In the next section, we consider the case of low cost embedded devices with a single central processor (or CPU), a Boot Read-Only Memory (ROM) region, and a One-Time-Programmable (OTP) memory region. The Boot ROM is the initial hardware root of trust. The Boot ROM will typically contain bootstrap software that is executed by the processor right after reset. Since the bootstrap software is stored in ROM that is protected from modification, there may be no need to verify the boot strap software. The role of the OTP memory is similar to Boot ROM (e.g. to provide a hardware root of trust), but is programmable (a single time) so that the manufacturer may configure options or parameters of the system. Without OTP, there may be no diversity between devices and, thus, all CPUs with the same Boot ROM may only boot one and the same firmware. The kind of OTP memory may depends on the actual security model. Typically, OTP memory only supports bit programming in one direction (e.g. from 1 to 0), and there is usually an additional OTP Lock flag in OTP memory that prevents further writing in OTP after it has been programmed. There is no way to revert the locking by any software or hardware means.
On-chip solutions (e.g. ROM and OTP on the same die or at least in the same package as the CPU) may offer better protection than off-chip solutions (e.g. separate discrete components), but if one only considers software attacks, both solutions are identical.
Referring now to FIG. 1, there is firstly provided a high-level description of the conventional Secure Boot process as programmed in the Boot ROM 10. This conventional security approach relies on the computation of a “digest” (or authentication value) of the firmware binary code 20, and then the comparison of that digest with a reference key value stored in OTP 30. To provide significant protection, the digest function is preferably a state-of-the-art cryptographic one-way function (for example, a so-called cryptographic hash function like the SHA-1/2/3 standards), and such that: (i) it is extremely difficult to find two binaries that gives the exact same digest value; and (ii) it is extremely difficult given a digest value to find a binary that gives that same value after hashing,
The proposed concept may provide same flexibility as the conventional Secure Boot process depicted in FIG. 1, but may also allow reaction in case of key compromise. Furthermore, it may only require a little more OTP memory than the conventional Secure Boot process. Also, the proposed concept may maintain the simplicity of the firmware update process and may not require additional software interfaces.

● **PROVIDED MATERIAL**:
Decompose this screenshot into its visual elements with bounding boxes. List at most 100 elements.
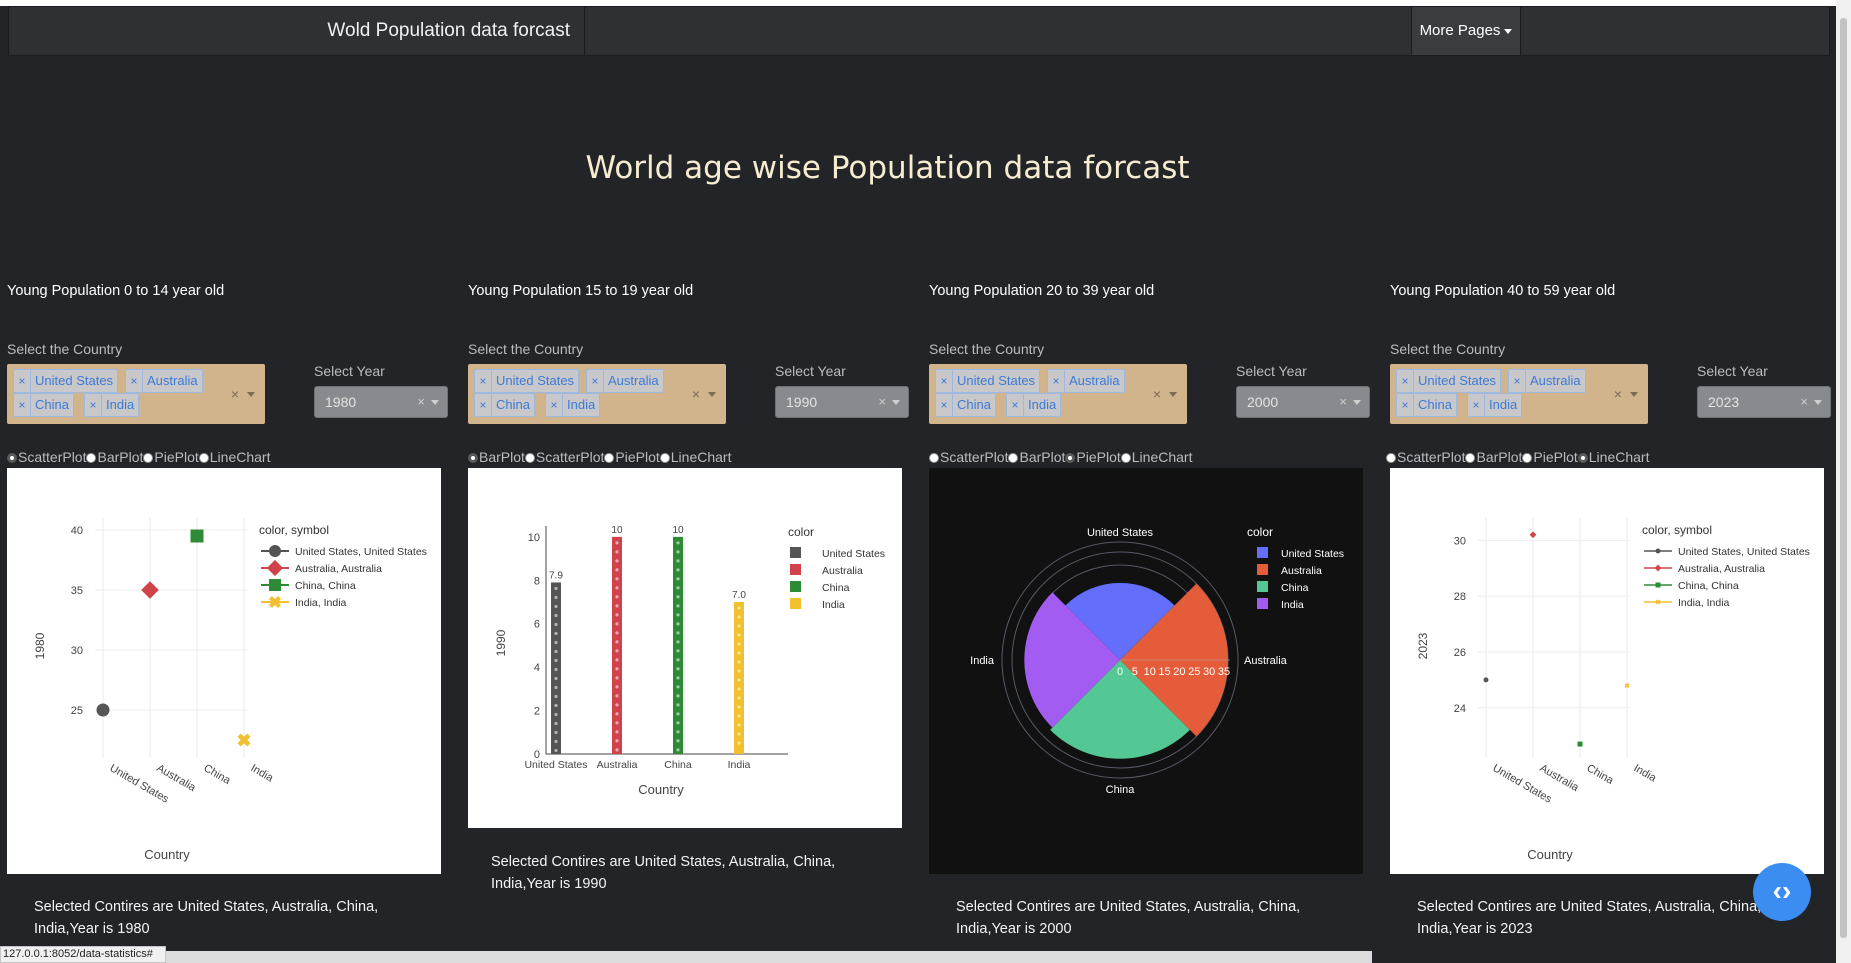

● **REQUIREMENTS**:
(a) The secure boot passage describes low cost embedded devices. List the hardware parts those devices are said to have.
(b) Repeat the stretch of the secure boot passage from "On-chip solutions (e.g." through "solutions are identical.".

● **RESPONSES PER TASK**:
(a)
- A single central processor (CPU)
- A Boot Read-Only Memory (ROM) region
- A One-Time-Programmable (OTP) memory region

(b)
On-chip solutions (e.g. ROM and OTP on the same die or at least in the same package as the CPU) may offer better protection than off-chip solutions (e.g. separate discrete components), but if one only considers software attacks, both solutions are identical.